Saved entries
--

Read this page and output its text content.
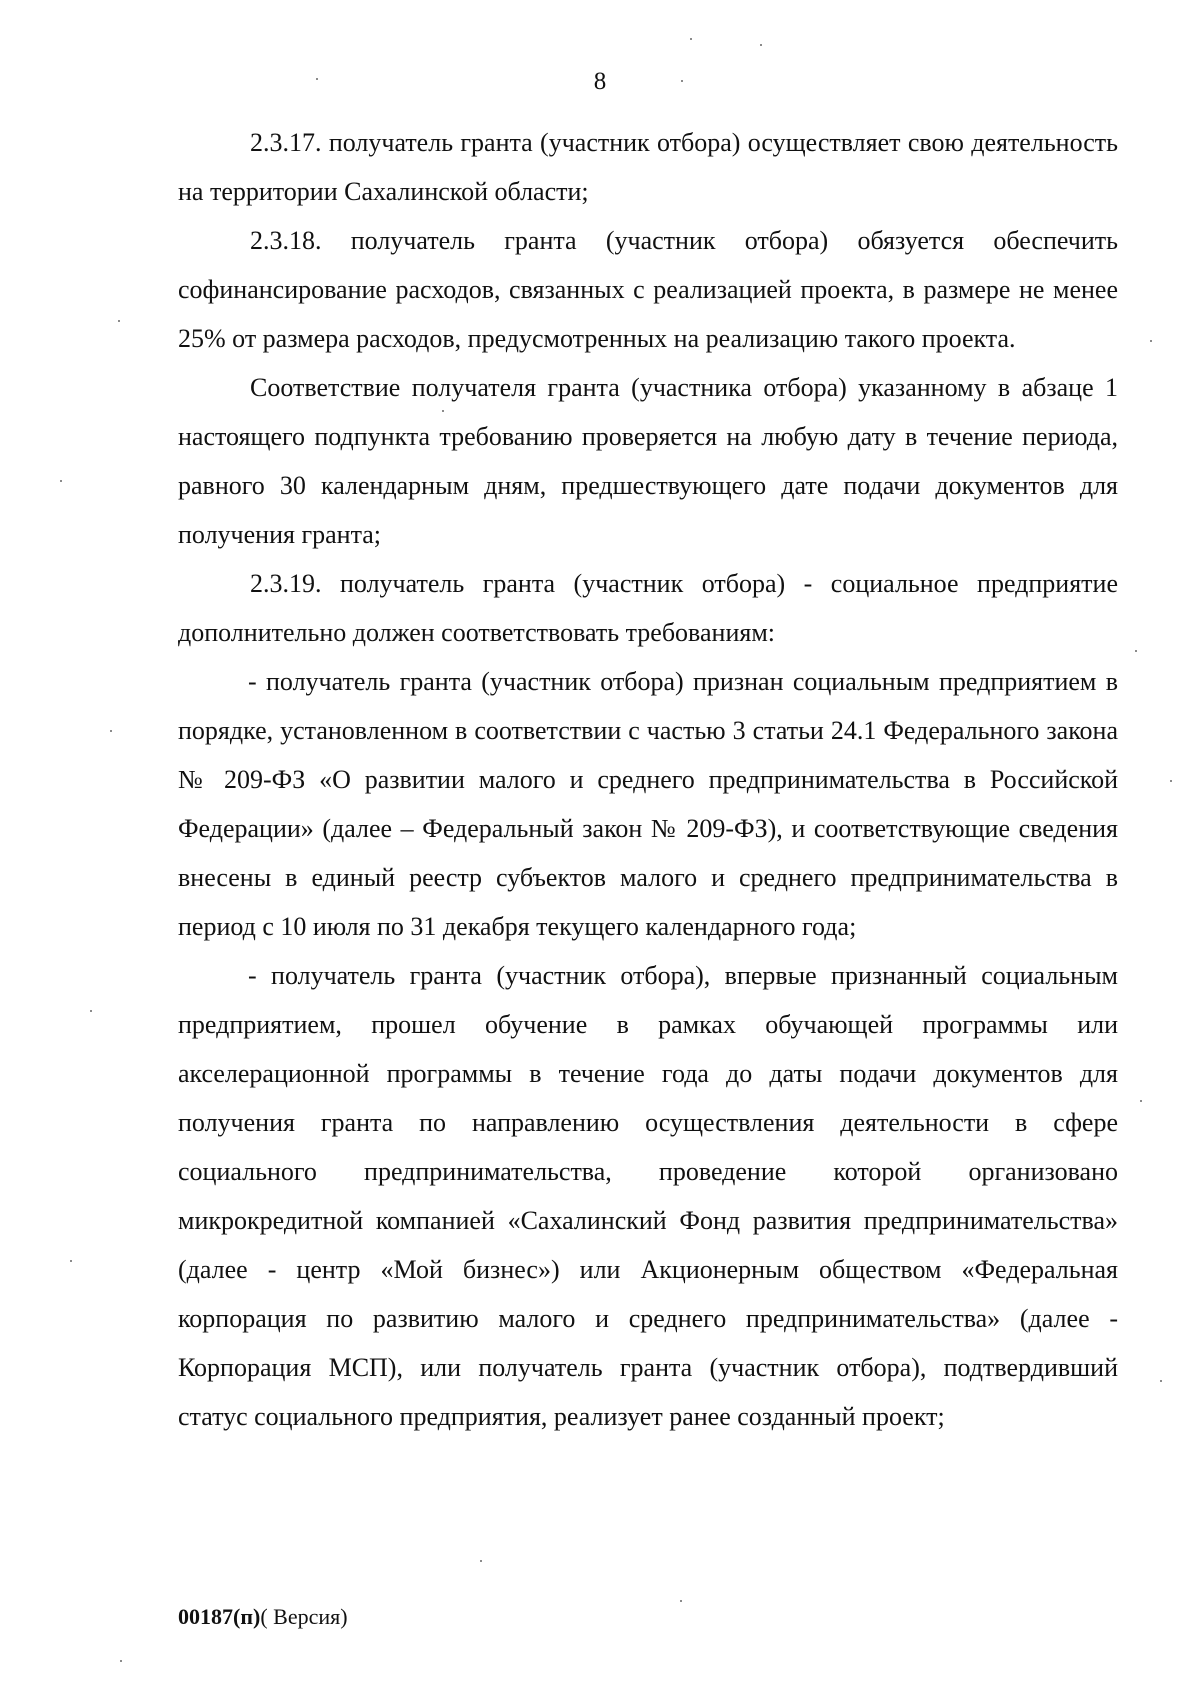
8

2.3.17. получатель гранта (участник отбора) осуществляет свою деятельность на территории Сахалинской области;

2.3.18. получатель гранта (участник отбора) обязуется обеспечить софинансирование расходов, связанных с реализацией проекта, в размере не менее 25% от размера расходов, предусмотренных на реализацию такого проекта.

Соответствие получателя гранта (участника отбора) указанному в абзаце 1 настоящего подпункта требованию проверяется на любую дату в течение периода, равного 30 календарным дням, предшествующего дате подачи документов для получения гранта;

2.3.19. получатель гранта (участник отбора) - социальное предприятие дополнительно должен соответствовать требованиям:

- получатель гранта (участник отбора) признан социальным предприятием в порядке, установленном в соответствии с частью 3 статьи 24.1 Федерального закона № 209-ФЗ «О развитии малого и среднего предпринимательства в Российской Федерации» (далее – Федеральный закон № 209-ФЗ), и соответствующие сведения внесены в единый реестр субъектов малого и среднего предпринимательства в период с 10 июля по 31 декабря текущего календарного года;

- получатель гранта (участник отбора), впервые признанный социальным предприятием, прошел обучение в рамках обучающей программы или акселерационной программы в течение года до даты подачи документов для получения гранта по направлению осуществления деятельности в сфере социального предпринимательства, проведение которой организовано микрокредитной компанией «Сахалинский Фонд развития предпринимательства» (далее - центр «Мой бизнес») или Акционерным обществом «Федеральная корпорация по развитию малого и среднего предпринимательства» (далее - Корпорация МСП), или получатель гранта (участник отбора), подтвердивший статус социального предприятия, реализует ранее созданный проект;

00187(п)( Версия)
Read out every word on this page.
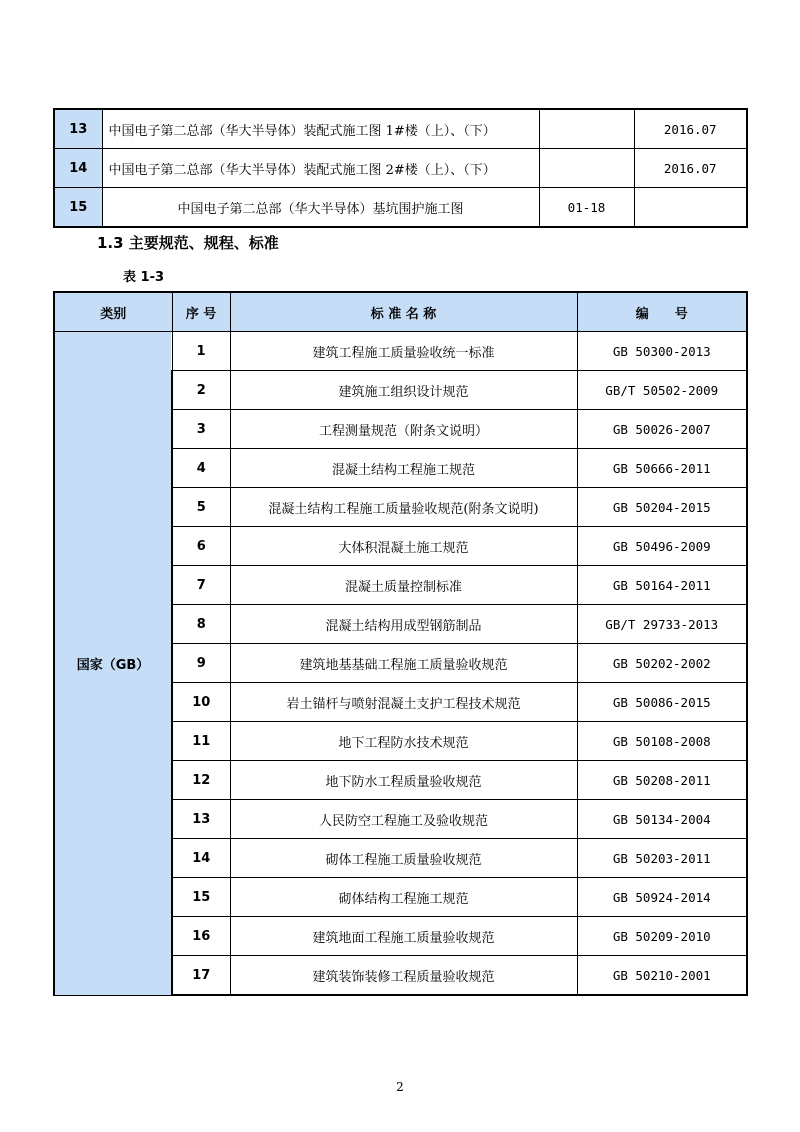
13	中国电子第二总部（华大半导体）装配式施工图 1#楼（上）、（下）		2016.07
14	中国电子第二总部（华大半导体）装配式施工图 2#楼（上）、（下）		2016.07
15	中国电子第二总部（华大半导体）基坑围护施工图	01-18	
1.3 主要规范、规程、标准
表 1-3
类别	序 号	标 准 名 称	编　　号
国家（GB）	1	建筑工程施工质量验收统一标准	GB 50300-2013
	2	建筑施工组织设计规范	GB/T 50502-2009
	3	工程测量规范（附条文说明）	GB 50026-2007
	4	混凝土结构工程施工规范	GB 50666-2011
	5	混凝土结构工程施工质量验收规范(附条文说明)	GB 50204-2015
	6	大体积混凝土施工规范	GB 50496-2009
	7	混凝土质量控制标准	GB 50164-2011
	8	混凝土结构用成型钢筋制品	GB/T 29733-2013
	9	建筑地基基础工程施工质量验收规范	GB 50202-2002
	10	岩土锚杆与喷射混凝土支护工程技术规范	GB 50086-2015
	11	地下工程防水技术规范	GB 50108-2008
	12	地下防水工程质量验收规范	GB 50208-2011
	13	人民防空工程施工及验收规范	GB 50134-2004
	14	砌体工程施工质量验收规范	GB 50203-2011
	15	砌体结构工程施工规范	GB 50924-2014
	16	建筑地面工程施工质量验收规范	GB 50209-2010
	17	建筑装饰装修工程质量验收规范	GB 50210-2001
2
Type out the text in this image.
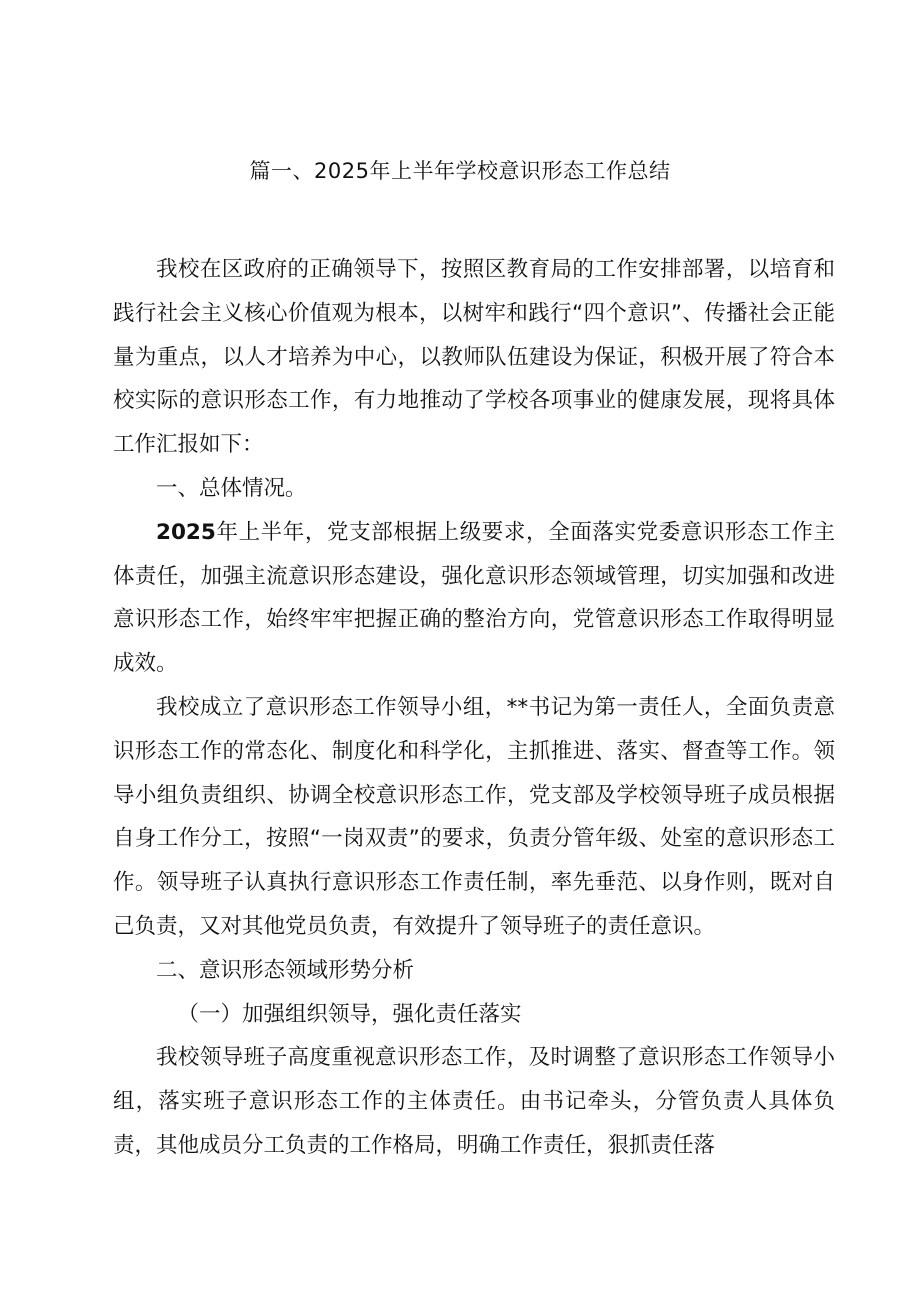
篇一、2025年上半年学校意识形态工作总结

我校在区政府的正确领导下，按照区教育局的工作安排部署，以培育和践行社会主义核心价值观为根本，以树牢和践行“四个意识”、传播社会正能量为重点，以人才培养为中心，以教师队伍建设为保证，积极开展了符合本校实际的意识形态工作，有力地推动了学校各项事业的健康发展，现将具体工作汇报如下：

一、总体情况。

2025年上半年，党支部根据上级要求，全面落实党委意识形态工作主体责任，加强主流意识形态建设，强化意识形态领域管理，切实加强和改进意识形态工作，始终牢牢把握正确的整治方向，党管意识形态工作取得明显成效。

我校成立了意识形态工作领导小组，**书记为第一责任人，全面负责意识形态工作的常态化、制度化和科学化，主抓推进、落实、督查等工作。领导小组负责组织、协调全校意识形态工作，党支部及学校领导班子成员根据自身工作分工，按照“一岗双责”的要求，负责分管年级、处室的意识形态工作。领导班子认真执行意识形态工作责任制，率先垂范、以身作则，既对自己负责，又对其他党员负责，有效提升了领导班子的责任意识。

二、意识形态领域形势分析

（一）加强组织领导，强化责任落实

我校领导班子高度重视意识形态工作，及时调整了意识形态工作领导小组，落实班子意识形态工作的主体责任。由书记牵头，分管负责人具体负责，其他成员分工负责的工作格局，明确工作责任，狠抓责任落
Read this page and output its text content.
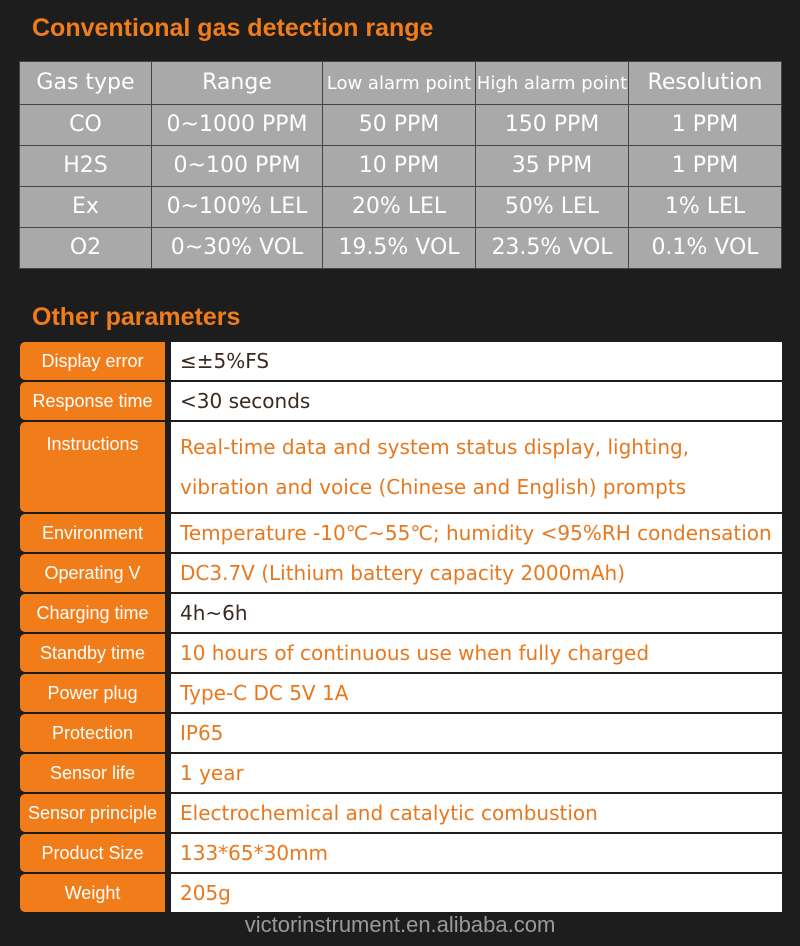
Conventional gas detection range
Gas type	Range	Low alarm point	High alarm point	Resolution
CO	0~1000 PPM	50 PPM	150 PPM	1 PPM
H2S	0~100 PPM	10 PPM	35 PPM	1 PPM
Ex	0~100% LEL	20% LEL	50% LEL	1% LEL
O2	0~30% VOL	19.5% VOL	23.5% VOL	0.1% VOL
Other parameters
Display error		≤±5%FS
Response time		<30 seconds
Instructions		Real-time data and system status display, lighting, vibration and voice (Chinese and English) prompts
Environment		Temperature -10℃~55℃; humidity <95%RH condensation
Operating V		DC3.7V (Lithium battery capacity 2000mAh)
Charging time		4h~6h
Standby time		10 hours of continuous use when fully charged
Power plug		Type-C DC 5V 1A
Protection		IP65
Sensor life		1 year
Sensor principle		Electrochemical and catalytic combustion
Product Size		133*65*30mm
Weight		205g
victorinstrument.en.alibaba.com
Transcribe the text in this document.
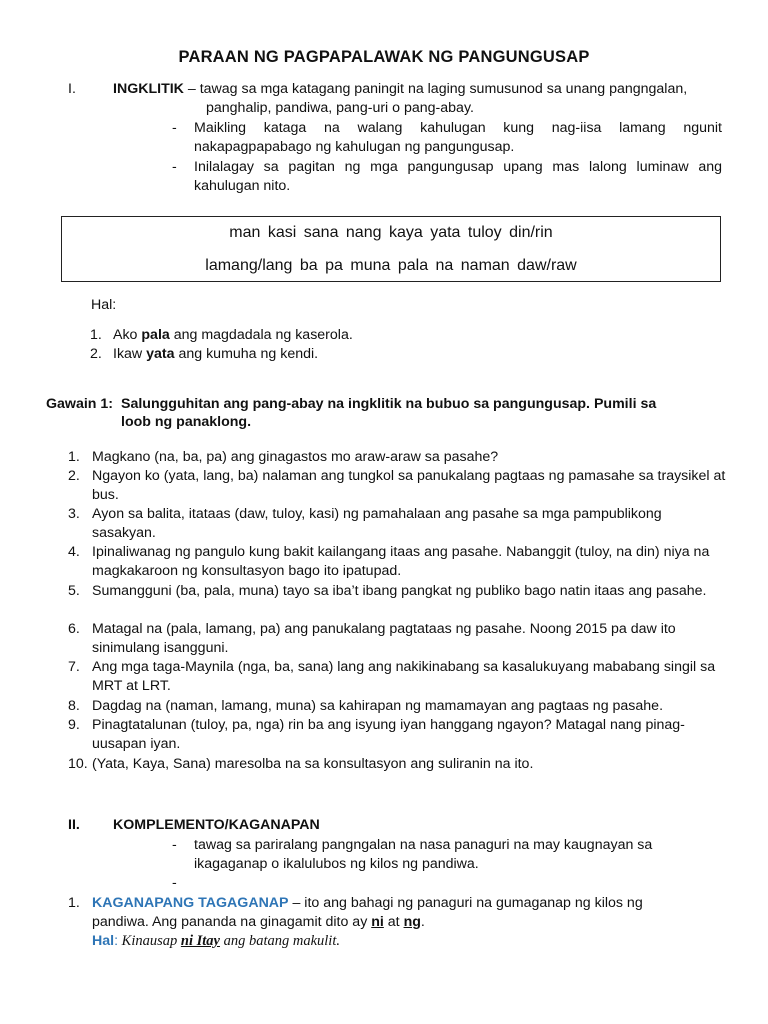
PARAAN NG PAGPAPALAWAK NG PANGUNGUSAP
I.	INGKLITIK – tawag sa mga katagang paningit na laging sumusunod sa unang pangngalan,
panghalip, pandiwa, pang-uri o pang-abay.
- Maikling kataga na walang kahulugan kung nag-iisa lamang ngunit nakapagpapabago ng kahulugan ng pangungusap.
- Inilalagay sa pagitan ng mga pangungusap upang mas lalong luminaw ang kahulugan nito.
man kasi sana nang kaya yata tuloy din/rin
lamang/lang ba pa muna pala na naman daw/raw
Hal:
1. Ako pala ang magdadala ng kaserola.
2. Ikaw yata ang kumuha ng kendi.
Gawain 1: Salungguhitan ang pang-abay na ingklitik na bubuo sa pangungusap. Pumili sa
loob ng panaklong.
1. Magkano (na, ba, pa) ang ginagastos mo araw-araw sa pasahe?
2. Ngayon ko (yata, lang, ba) nalaman ang tungkol sa panukalang pagtaas ng pamasahe sa traysikel at bus.
3. Ayon sa balita, itataas (daw, tuloy, kasi) ng pamahalaan ang pasahe sa mga pampublikong sasakyan.
4. Ipinaliwanag ng pangulo kung bakit kailangang itaas ang pasahe. Nabanggit (tuloy, na din) niya na magkakaroon ng konsultasyon bago ito ipatupad.
5. Sumangguni (ba, pala, muna) tayo sa iba’t ibang pangkat ng publiko bago natin itaas ang pasahe.
6. Matagal na (pala, lamang, pa) ang panukalang pagtataas ng pasahe. Noong 2015 pa daw ito sinimulang isangguni.
7. Ang mga taga-Maynila (nga, ba, sana) lang ang nakikinabang sa kasalukuyang mababang singil sa MRT at LRT.
8. Dagdag na (naman, lamang, muna) sa kahirapan ng mamamayan ang pagtaas ng pasahe.
9. Pinagtatalunan (tuloy, pa, nga) rin ba ang isyung iyan hanggang ngayon? Matagal nang pinag-uusapan iyan.
10. (Yata, Kaya, Sana) maresolba na sa konsultasyon ang suliranin na ito.
II. KOMPLEMENTO/KAGANAPAN
- tawag sa pariralang pangngalan na nasa panaguri na may kaugnayan sa ikagaganap o ikalulubos ng kilos ng pandiwa.
-
1. KAGANAPANG TAGAGANAP – ito ang bahagi ng panaguri na gumaganap ng kilos ng
pandiwa. Ang pananda na ginagamit dito ay ni at ng.
Hal: Kinausap ni Itay ang batang makulit.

--

Exercise brief: From the data above, copy each line that holds "tuloy".

Result of this task:
man kasi sana nang kaya yata tuloy din/rin
3. Ayon sa balita, itataas (daw, tuloy, kasi) ng pamahalaan ang pasahe sa mga pampublikong sasakyan.
4. Ipinaliwanag ng pangulo kung bakit kailangang itaas ang pasahe. Nabanggit (tuloy, na din) niya na magkakaroon ng konsultasyon bago ito ipatupad.
9. Pinagtatalunan (tuloy, pa, nga) rin ba ang isyung iyan hanggang ngayon? Matagal nang pinag-uusapan iyan.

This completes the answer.